Aim: Reproduce every line of the records below word for word, leaving out the pictures.

┄┄┄┄┄┄┄┄┄┄

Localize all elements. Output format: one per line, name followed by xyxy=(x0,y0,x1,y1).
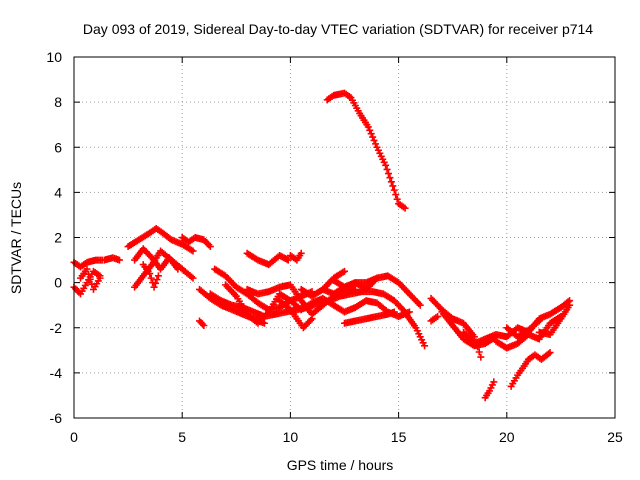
y-axis-title: SDTVAR / TECUs xyxy=(8,182,24,294)
data-point xyxy=(390,186,398,194)
data-point xyxy=(393,195,401,203)
data-point xyxy=(475,348,483,356)
x-axis-title: GPS time / hours xyxy=(287,457,394,473)
data-point xyxy=(416,301,424,309)
series-arc-4 xyxy=(100,254,123,264)
series-arc-32 xyxy=(507,349,554,390)
series-arc-10 xyxy=(196,317,208,329)
data-point xyxy=(373,274,381,282)
data-point xyxy=(86,275,94,283)
data-point xyxy=(206,243,214,251)
data-point xyxy=(351,285,359,293)
data-point xyxy=(490,378,498,386)
data-point xyxy=(152,279,160,287)
data-point xyxy=(366,126,374,134)
data-point xyxy=(392,191,400,199)
series-arc-8 xyxy=(139,261,162,291)
y-tick-label: 4 xyxy=(54,184,62,200)
data-point xyxy=(150,283,158,291)
data-point xyxy=(390,308,398,316)
y-tick-label: -2 xyxy=(50,320,63,336)
y-tick-label: 6 xyxy=(54,139,62,155)
y-tick-labels: -6 -4 -2 0 2 4 6 8 10 xyxy=(46,49,62,426)
data-point xyxy=(545,350,553,358)
data-points xyxy=(70,89,574,402)
series-arc-29 xyxy=(503,317,543,341)
data-point xyxy=(397,304,405,312)
data-point xyxy=(369,133,377,141)
series-arc-30 xyxy=(535,301,574,339)
data-point xyxy=(200,321,208,329)
series-arc-24 xyxy=(427,312,442,325)
data-point xyxy=(153,276,161,284)
series-arc-7 xyxy=(131,247,197,291)
data-point xyxy=(383,165,391,173)
y-tick-label: 2 xyxy=(54,230,62,246)
data-point xyxy=(364,123,372,131)
x-tick-label: 20 xyxy=(499,429,515,445)
axis-ticks xyxy=(73,56,616,419)
data-point xyxy=(405,308,413,316)
y-tick-label: 10 xyxy=(46,49,62,65)
series-arc-6 xyxy=(131,245,182,273)
x-tick-label: 0 xyxy=(70,429,78,445)
data-point xyxy=(401,204,409,212)
data-point xyxy=(546,349,554,357)
data-point xyxy=(189,247,197,255)
x-tick-labels: 0 5 10 15 20 25 xyxy=(70,429,623,445)
series-arc-23 xyxy=(323,89,409,212)
y-tick-label: 8 xyxy=(54,94,62,110)
series-arc-21 xyxy=(330,274,381,293)
data-point xyxy=(85,270,93,278)
data-point xyxy=(147,274,155,282)
data-point xyxy=(260,319,268,327)
data-point xyxy=(421,342,429,350)
series-arc-31 xyxy=(481,378,498,402)
data-point xyxy=(198,320,206,328)
data-point xyxy=(189,274,197,282)
x-tick-label: 10 xyxy=(283,429,299,445)
chart-title: Day 093 of 2019, Sidereal Day-to-day VTE… xyxy=(83,21,593,37)
data-point xyxy=(389,182,397,190)
data-point xyxy=(96,274,104,282)
data-point xyxy=(370,136,378,144)
data-point xyxy=(477,353,485,361)
data-point xyxy=(284,256,292,264)
data-point xyxy=(83,265,91,273)
data-point xyxy=(115,256,123,264)
data-point xyxy=(307,316,315,324)
series-arc-16 xyxy=(286,249,305,264)
data-point xyxy=(386,174,394,182)
series-arc-18 xyxy=(276,297,316,332)
data-point xyxy=(382,161,390,169)
data-point xyxy=(372,140,380,148)
data-point xyxy=(146,270,154,278)
series-arc-5 xyxy=(124,224,197,255)
data-point xyxy=(566,301,574,309)
series-arc-3 xyxy=(76,265,104,293)
data-point xyxy=(387,178,395,186)
data-point xyxy=(470,333,478,341)
data-point xyxy=(297,249,305,257)
data-point xyxy=(308,315,316,323)
data-point xyxy=(535,317,543,325)
y-tick-label: -6 xyxy=(50,410,63,426)
data-point xyxy=(341,267,348,275)
x-tick-label: 15 xyxy=(391,429,407,445)
y-tick-label: 0 xyxy=(54,275,62,291)
series-arc-22 xyxy=(341,308,398,327)
data-point xyxy=(367,130,375,138)
x-tick-label: 25 xyxy=(607,429,623,445)
data-point xyxy=(385,170,393,178)
data-point xyxy=(154,272,162,280)
y-tick-label: -4 xyxy=(50,365,63,381)
x-tick-label: 5 xyxy=(178,429,186,445)
series-arc-9 xyxy=(178,234,214,251)
series-arc-15 xyxy=(243,249,292,269)
data-point xyxy=(434,312,442,320)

┄┄┄┄┄┄┄┄┄┄

Result of the exercise:
Localize all elements. Output format: one per line, name followed by xyxy=(x0,y0,x1,y1).
y-axis-title: SDTVAR / TECUs xyxy=(8,182,24,294)
data-point xyxy=(390,186,398,194)
data-point xyxy=(393,195,401,203)
data-point xyxy=(475,348,483,356)
x-axis-title: GPS time / hours xyxy=(287,457,394,473)
data-point xyxy=(416,301,424,309)
series-arc-4 xyxy=(100,254,123,264)
series-arc-32 xyxy=(507,349,554,390)
series-arc-10 xyxy=(196,317,208,329)
data-point xyxy=(373,274,381,282)
data-point xyxy=(86,275,94,283)
data-point xyxy=(206,243,214,251)
data-point xyxy=(351,285,359,293)
data-point xyxy=(490,378,498,386)
data-point xyxy=(152,279,160,287)
data-point xyxy=(366,126,374,134)
data-point xyxy=(392,191,400,199)
series-arc-8 xyxy=(139,261,162,291)
y-tick-label: 4 xyxy=(54,184,62,200)
data-point xyxy=(150,283,158,291)
data-point xyxy=(390,308,398,316)
y-tick-label: -2 xyxy=(50,320,63,336)
y-tick-label: 6 xyxy=(54,139,62,155)
y-tick-labels: -6 -4 -2 0 2 4 6 8 10 xyxy=(46,49,62,426)
data-point xyxy=(545,350,553,358)
data-points xyxy=(70,89,574,402)
series-arc-29 xyxy=(503,317,543,341)
data-point xyxy=(397,304,405,312)
data-point xyxy=(369,133,377,141)
series-arc-30 xyxy=(535,301,574,339)
data-point xyxy=(200,321,208,329)
series-arc-24 xyxy=(427,312,442,325)
data-point xyxy=(153,276,161,284)
series-arc-7 xyxy=(131,247,197,291)
data-point xyxy=(383,165,391,173)
y-tick-label: 2 xyxy=(54,230,62,246)
data-point xyxy=(364,123,372,131)
x-tick-label: 20 xyxy=(499,429,515,445)
axis-ticks xyxy=(73,56,616,419)
data-point xyxy=(405,308,413,316)
y-tick-label: 10 xyxy=(46,49,62,65)
series-arc-6 xyxy=(131,245,182,273)
x-tick-label: 0 xyxy=(70,429,78,445)
data-point xyxy=(401,204,409,212)
data-point xyxy=(546,349,554,357)
data-point xyxy=(189,247,197,255)
x-tick-labels: 0 5 10 15 20 25 xyxy=(70,429,623,445)
series-arc-23 xyxy=(323,89,409,212)
y-tick-label: 8 xyxy=(54,94,62,110)
series-arc-21 xyxy=(330,274,381,293)
data-point xyxy=(85,270,93,278)
data-point xyxy=(147,274,155,282)
data-point xyxy=(260,319,268,327)
data-point xyxy=(421,342,429,350)
series-arc-31 xyxy=(481,378,498,402)
data-point xyxy=(198,320,206,328)
data-point xyxy=(189,274,197,282)
x-tick-label: 10 xyxy=(283,429,299,445)
chart-title: Day 093 of 2019, Sidereal Day-to-day VTE… xyxy=(83,21,593,37)
data-point xyxy=(389,182,397,190)
data-point xyxy=(96,274,104,282)
data-point xyxy=(370,136,378,144)
data-point xyxy=(477,353,485,361)
data-point xyxy=(284,256,292,264)
data-point xyxy=(83,265,91,273)
data-point xyxy=(115,256,123,264)
data-point xyxy=(307,316,315,324)
series-arc-16 xyxy=(286,249,305,264)
data-point xyxy=(386,174,394,182)
series-arc-18 xyxy=(276,297,316,332)
data-point xyxy=(382,161,390,169)
data-point xyxy=(372,140,380,148)
data-point xyxy=(146,270,154,278)
series-arc-5 xyxy=(124,224,197,255)
data-point xyxy=(566,301,574,309)
series-arc-3 xyxy=(76,265,104,293)
data-point xyxy=(387,178,395,186)
data-point xyxy=(470,333,478,341)
data-point xyxy=(297,249,305,257)
data-point xyxy=(308,315,316,323)
data-point xyxy=(535,317,543,325)
y-tick-label: -6 xyxy=(50,410,63,426)
data-point xyxy=(341,267,348,275)
x-tick-label: 15 xyxy=(391,429,407,445)
y-tick-label: 0 xyxy=(54,275,62,291)
series-arc-22 xyxy=(341,308,398,327)
data-point xyxy=(367,130,375,138)
x-tick-label: 25 xyxy=(607,429,623,445)
data-point xyxy=(385,170,393,178)
data-point xyxy=(154,272,162,280)
y-tick-label: -4 xyxy=(50,365,63,381)
x-tick-label: 5 xyxy=(178,429,186,445)
series-arc-9 xyxy=(178,234,214,251)
series-arc-15 xyxy=(243,249,292,269)
data-point xyxy=(434,312,442,320)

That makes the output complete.